SHORT EXERCISE. Will you give the material below again, every line exactly as it is?

EXERCISE MATERIALS.

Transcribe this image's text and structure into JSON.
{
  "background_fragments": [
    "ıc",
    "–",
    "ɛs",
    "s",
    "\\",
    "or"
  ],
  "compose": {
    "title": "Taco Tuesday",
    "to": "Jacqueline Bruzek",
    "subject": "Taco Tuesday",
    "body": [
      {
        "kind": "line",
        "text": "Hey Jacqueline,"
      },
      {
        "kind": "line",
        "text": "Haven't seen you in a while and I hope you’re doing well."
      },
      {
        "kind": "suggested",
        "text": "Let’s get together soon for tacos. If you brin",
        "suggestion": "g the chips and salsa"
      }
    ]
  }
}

ANSWER TO THE EXERCISE.
Transcribe this image's text and structure into JSON.
{
  "background_fragments": [
    "ıc",
    "–",
    "ɛs",
    "s",
    "\\",
    "or"
  ],
  "compose": {
    "title": "Taco Tuesday",
    "to": "Jacqueline Bruzek",
    "subject": "Taco Tuesday",
    "body": [
      {
        "kind": "line",
        "text": "Hey Jacqueline,"
      },
      {
        "kind": "line",
        "text": "Haven't seen you in a while and I hope you’re doing well."
      },
      {
        "kind": "suggested",
        "text": "Let’s get together soon for tacos. If you brin",
        "suggestion": "g the chips and salsa"
      }
    ]
  }
}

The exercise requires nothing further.